TASK REQUIREMENTS | Leave out the pictures; transcribe all else exactly.
"""
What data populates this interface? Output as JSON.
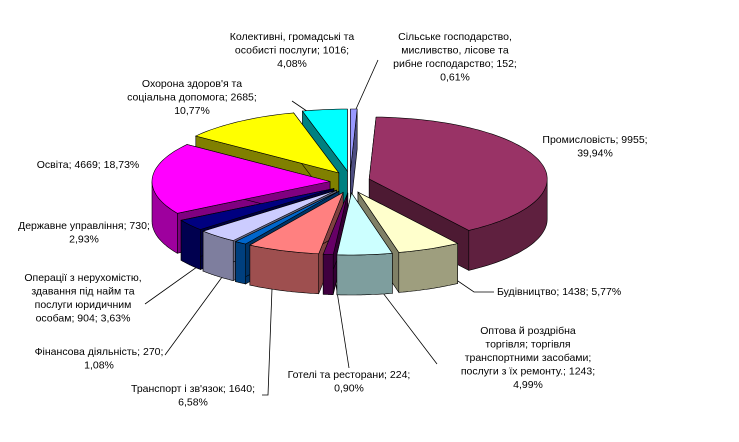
{
  "chart_data": {
    "type": "pie3d",
    "values": [
      152,
      9955,
      1438,
      1243,
      224,
      1640,
      270,
      904,
      730,
      4669,
      2685,
      1016
    ],
    "value_labels": [
      [
        "Сільське господарство,",
        "мисливство, лісове та",
        "рибне господарство; 152;",
        "0,61%"
      ],
      [
        "Промисловість; 9955;",
        "39,94%"
      ],
      [
        "Будівництво; 1438; 5,77%"
      ],
      [
        "Оптова й роздрібна",
        "торгівля; торгівля",
        "транспортними засобами;",
        "послуги з їх ремонту.; 1243;",
        "4,99%"
      ],
      [
        "Готелі та ресторани; 224;",
        "0,90%"
      ],
      [
        "Транспорт і зв'язок; 1640;",
        "6,58%"
      ],
      [
        "Фінансова діяльність; 270;",
        "1,08%"
      ],
      [
        "Операції з нерухомістю,",
        "здавання під найм та",
        "послуги юридичним",
        "особам; 904; 3,63%"
      ],
      [
        "Державне управління; 730;",
        "2,93%"
      ],
      [
        "Освіта; 4669; 18,73%"
      ],
      [
        "Охорона здоров'я та",
        "соціальна допомога; 2685;",
        "10,77%"
      ],
      [
        "Колективні, громадські та",
        "особисті послуги; 1016;",
        "4,08%"
      ]
    ],
    "colors": [
      "#9999ff",
      "#993366",
      "#ffffcc",
      "#ccffff",
      "#660066",
      "#ff8080",
      "#0066cc",
      "#ccccff",
      "#000080",
      "#ff00ff",
      "#ffff00",
      "#00ffff"
    ]
  }
}
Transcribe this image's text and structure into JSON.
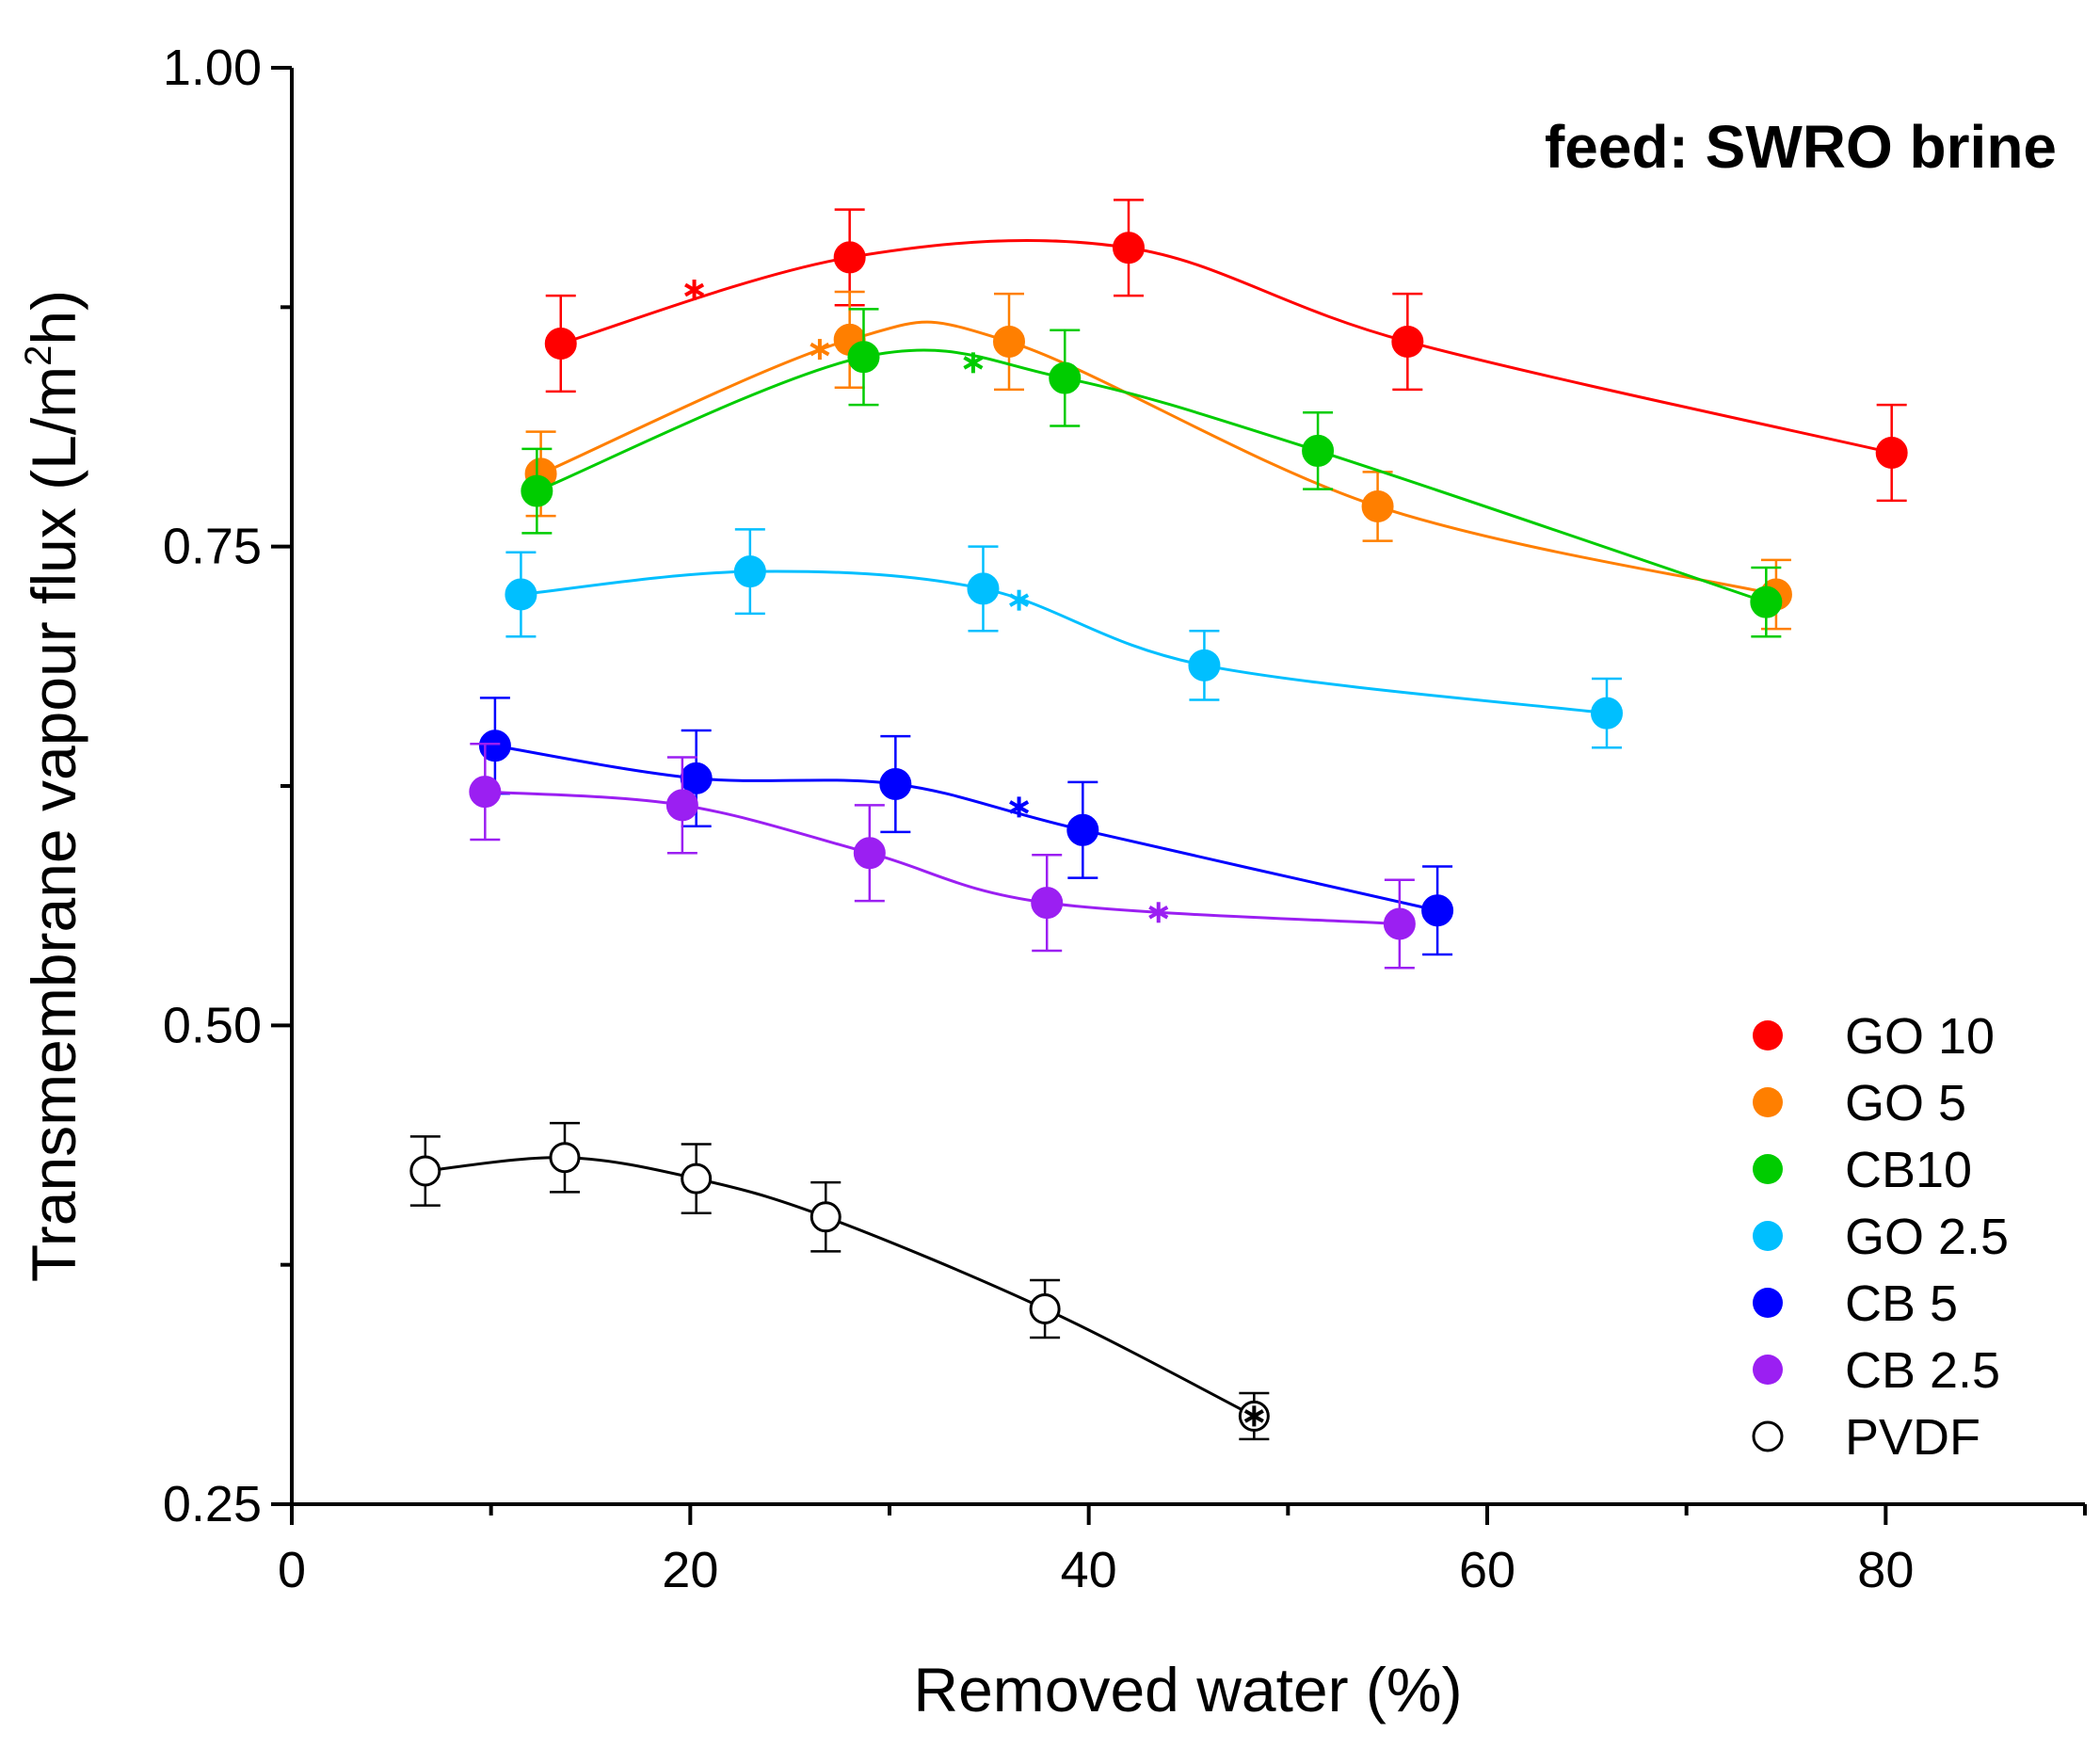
{
  "chart_data": {
    "type": "line",
    "xlabel": "Removed water (%)",
    "ylabel_main": "Transmembrane vapour flux (L/m",
    "ylabel_sup": "2",
    "ylabel_end": "h)",
    "annotation": "feed: SWRO brine",
    "xlim": [
      0,
      90
    ],
    "ylim": [
      0.25,
      1.0
    ],
    "x_ticks": [
      {
        "value": 0,
        "label": "0"
      },
      {
        "value": 20,
        "label": "20"
      },
      {
        "value": 40,
        "label": "40"
      },
      {
        "value": 60,
        "label": "60"
      },
      {
        "value": 80,
        "label": "80"
      }
    ],
    "x_minor_ticks": [
      10,
      30,
      50,
      70,
      90
    ],
    "y_ticks": [
      {
        "value": 0.25,
        "label": "0.25"
      },
      {
        "value": 0.5,
        "label": "0.50"
      },
      {
        "value": 0.75,
        "label": "0.75"
      },
      {
        "value": 1.0,
        "label": "1.00"
      }
    ],
    "legend_position": "bottom-right",
    "series": [
      {
        "name": "GO 10",
        "color": "#ff0000",
        "filled": true,
        "x": [
          13.5,
          28,
          42,
          56,
          80.3
        ],
        "y": [
          0.856,
          0.901,
          0.906,
          0.857,
          0.799
        ],
        "err": [
          0.025,
          0.025,
          0.025,
          0.025,
          0.025
        ],
        "star": {
          "x": 20.2,
          "y": 0.884
        }
      },
      {
        "name": "GO 5",
        "color": "#ff7f00",
        "filled": true,
        "x": [
          12.5,
          28,
          36,
          54.5,
          74.5
        ],
        "y": [
          0.788,
          0.858,
          0.857,
          0.771,
          0.725
        ],
        "err": [
          0.022,
          0.025,
          0.025,
          0.018,
          0.018
        ],
        "star": {
          "x": 26.5,
          "y": 0.853
        }
      },
      {
        "name": "CB10",
        "color": "#00cc00",
        "filled": true,
        "x": [
          12.3,
          28.7,
          38.8,
          51.5,
          74
        ],
        "y": [
          0.779,
          0.849,
          0.838,
          0.8,
          0.721
        ],
        "err": [
          0.022,
          0.025,
          0.025,
          0.02,
          0.018
        ],
        "star": {
          "x": 34.2,
          "y": 0.846
        }
      },
      {
        "name": "GO 2.5",
        "color": "#00bfff",
        "filled": true,
        "x": [
          11.5,
          23,
          34.7,
          45.8,
          66
        ],
        "y": [
          0.725,
          0.737,
          0.728,
          0.688,
          0.663
        ],
        "err": [
          0.022,
          0.022,
          0.022,
          0.018,
          0.018
        ],
        "star": {
          "x": 36.5,
          "y": 0.722
        }
      },
      {
        "name": "CB 5",
        "color": "#0000ff",
        "filled": true,
        "x": [
          10.2,
          20.3,
          30.3,
          39.7,
          57.5
        ],
        "y": [
          0.646,
          0.629,
          0.626,
          0.602,
          0.56
        ],
        "err": [
          0.025,
          0.025,
          0.025,
          0.025,
          0.023
        ],
        "star": {
          "x": 36.5,
          "y": 0.614
        }
      },
      {
        "name": "CB 2.5",
        "color": "#9b1ff2",
        "filled": true,
        "x": [
          9.7,
          19.6,
          29,
          37.9,
          55.6
        ],
        "y": [
          0.622,
          0.615,
          0.59,
          0.564,
          0.553
        ],
        "err": [
          0.025,
          0.025,
          0.025,
          0.025,
          0.023
        ],
        "star": {
          "x": 43.5,
          "y": 0.559
        }
      },
      {
        "name": "PVDF",
        "color": "#000000",
        "filled": false,
        "x": [
          6.7,
          13.7,
          20.3,
          26.8,
          37.8,
          48.3
        ],
        "y": [
          0.424,
          0.431,
          0.42,
          0.4,
          0.352,
          0.296
        ],
        "err": [
          0.018,
          0.018,
          0.018,
          0.018,
          0.015,
          0.012
        ],
        "star": {
          "x": 48.3,
          "y": 0.296
        }
      }
    ]
  }
}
"""
EXERCISE OUTPUT |
What data populates this interface? Output as JSON.
{
  "chart_data": {
    "type": "pie3d",
    "values": [
      152,
      9955,
      1438,
      1243,
      224,
      1640,
      270,
      904,
      730,
      4669,
      2685,
      1016
    ],
    "value_labels": [
      [
        "Сільське господарство,",
        "мисливство, лісове та",
        "рибне господарство; 152;",
        "0,61%"
      ],
      [
        "Промисловість; 9955;",
        "39,94%"
      ],
      [
        "Будівництво; 1438; 5,77%"
      ],
      [
        "Оптова й роздрібна",
        "торгівля; торгівля",
        "транспортними засобами;",
        "послуги з їх ремонту.; 1243;",
        "4,99%"
      ],
      [
        "Готелі та ресторани; 224;",
        "0,90%"
      ],
      [
        "Транспорт і зв'язок; 1640;",
        "6,58%"
      ],
      [
        "Фінансова діяльність; 270;",
        "1,08%"
      ],
      [
        "Операції з нерухомістю,",
        "здавання під найм та",
        "послуги юридичним",
        "особам; 904; 3,63%"
      ],
      [
        "Державне управління; 730;",
        "2,93%"
      ],
      [
        "Освіта; 4669; 18,73%"
      ],
      [
        "Охорона здоров'я та",
        "соціальна допомога; 2685;",
        "10,77%"
      ],
      [
        "Колективні, громадські та",
        "особисті послуги; 1016;",
        "4,08%"
      ]
    ],
    "colors": [
      "#9999ff",
      "#993366",
      "#ffffcc",
      "#ccffff",
      "#660066",
      "#ff8080",
      "#0066cc",
      "#ccccff",
      "#000080",
      "#ff00ff",
      "#ffff00",
      "#00ffff"
    ]
  }
}
Transcribe this image's text and structure into JSON.
{
  "chart_data": {
    "type": "line",
    "xlabel": "Removed water (%)",
    "ylabel_main": "Transmembrane vapour flux (L/m",
    "ylabel_sup": "2",
    "ylabel_end": "h)",
    "annotation": "feed: SWRO brine",
    "xlim": [
      0,
      90
    ],
    "ylim": [
      0.25,
      1.0
    ],
    "x_ticks": [
      {
        "value": 0,
        "label": "0"
      },
      {
        "value": 20,
        "label": "20"
      },
      {
        "value": 40,
        "label": "40"
      },
      {
        "value": 60,
        "label": "60"
      },
      {
        "value": 80,
        "label": "80"
      }
    ],
    "x_minor_ticks": [
      10,
      30,
      50,
      70,
      90
    ],
    "y_ticks": [
      {
        "value": 0.25,
        "label": "0.25"
      },
      {
        "value": 0.5,
        "label": "0.50"
      },
      {
        "value": 0.75,
        "label": "0.75"
      },
      {
        "value": 1.0,
        "label": "1.00"
      }
    ],
    "legend_position": "bottom-right",
    "series": [
      {
        "name": "GO 10",
        "color": "#ff0000",
        "filled": true,
        "x": [
          13.5,
          28,
          42,
          56,
          80.3
        ],
        "y": [
          0.856,
          0.901,
          0.906,
          0.857,
          0.799
        ],
        "err": [
          0.025,
          0.025,
          0.025,
          0.025,
          0.025
        ],
        "star": {
          "x": 20.2,
          "y": 0.884
        }
      },
      {
        "name": "GO 5",
        "color": "#ff7f00",
        "filled": true,
        "x": [
          12.5,
          28,
          36,
          54.5,
          74.5
        ],
        "y": [
          0.788,
          0.858,
          0.857,
          0.771,
          0.725
        ],
        "err": [
          0.022,
          0.025,
          0.025,
          0.018,
          0.018
        ],
        "star": {
          "x": 26.5,
          "y": 0.853
        }
      },
      {
        "name": "CB10",
        "color": "#00cc00",
        "filled": true,
        "x": [
          12.3,
          28.7,
          38.8,
          51.5,
          74
        ],
        "y": [
          0.779,
          0.849,
          0.838,
          0.8,
          0.721
        ],
        "err": [
          0.022,
          0.025,
          0.025,
          0.02,
          0.018
        ],
        "star": {
          "x": 34.2,
          "y": 0.846
        }
      },
      {
        "name": "GO 2.5",
        "color": "#00bfff",
        "filled": true,
        "x": [
          11.5,
          23,
          34.7,
          45.8,
          66
        ],
        "y": [
          0.725,
          0.737,
          0.728,
          0.688,
          0.663
        ],
        "err": [
          0.022,
          0.022,
          0.022,
          0.018,
          0.018
        ],
        "star": {
          "x": 36.5,
          "y": 0.722
        }
      },
      {
        "name": "CB 5",
        "color": "#0000ff",
        "filled": true,
        "x": [
          10.2,
          20.3,
          30.3,
          39.7,
          57.5
        ],
        "y": [
          0.646,
          0.629,
          0.626,
          0.602,
          0.56
        ],
        "err": [
          0.025,
          0.025,
          0.025,
          0.025,
          0.023
        ],
        "star": {
          "x": 36.5,
          "y": 0.614
        }
      },
      {
        "name": "CB 2.5",
        "color": "#9b1ff2",
        "filled": true,
        "x": [
          9.7,
          19.6,
          29,
          37.9,
          55.6
        ],
        "y": [
          0.622,
          0.615,
          0.59,
          0.564,
          0.553
        ],
        "err": [
          0.025,
          0.025,
          0.025,
          0.025,
          0.023
        ],
        "star": {
          "x": 43.5,
          "y": 0.559
        }
      },
      {
        "name": "PVDF",
        "color": "#000000",
        "filled": false,
        "x": [
          6.7,
          13.7,
          20.3,
          26.8,
          37.8,
          48.3
        ],
        "y": [
          0.424,
          0.431,
          0.42,
          0.4,
          0.352,
          0.296
        ],
        "err": [
          0.018,
          0.018,
          0.018,
          0.018,
          0.015,
          0.012
        ],
        "star": {
          "x": 48.3,
          "y": 0.296
        }
      }
    ]
  }
}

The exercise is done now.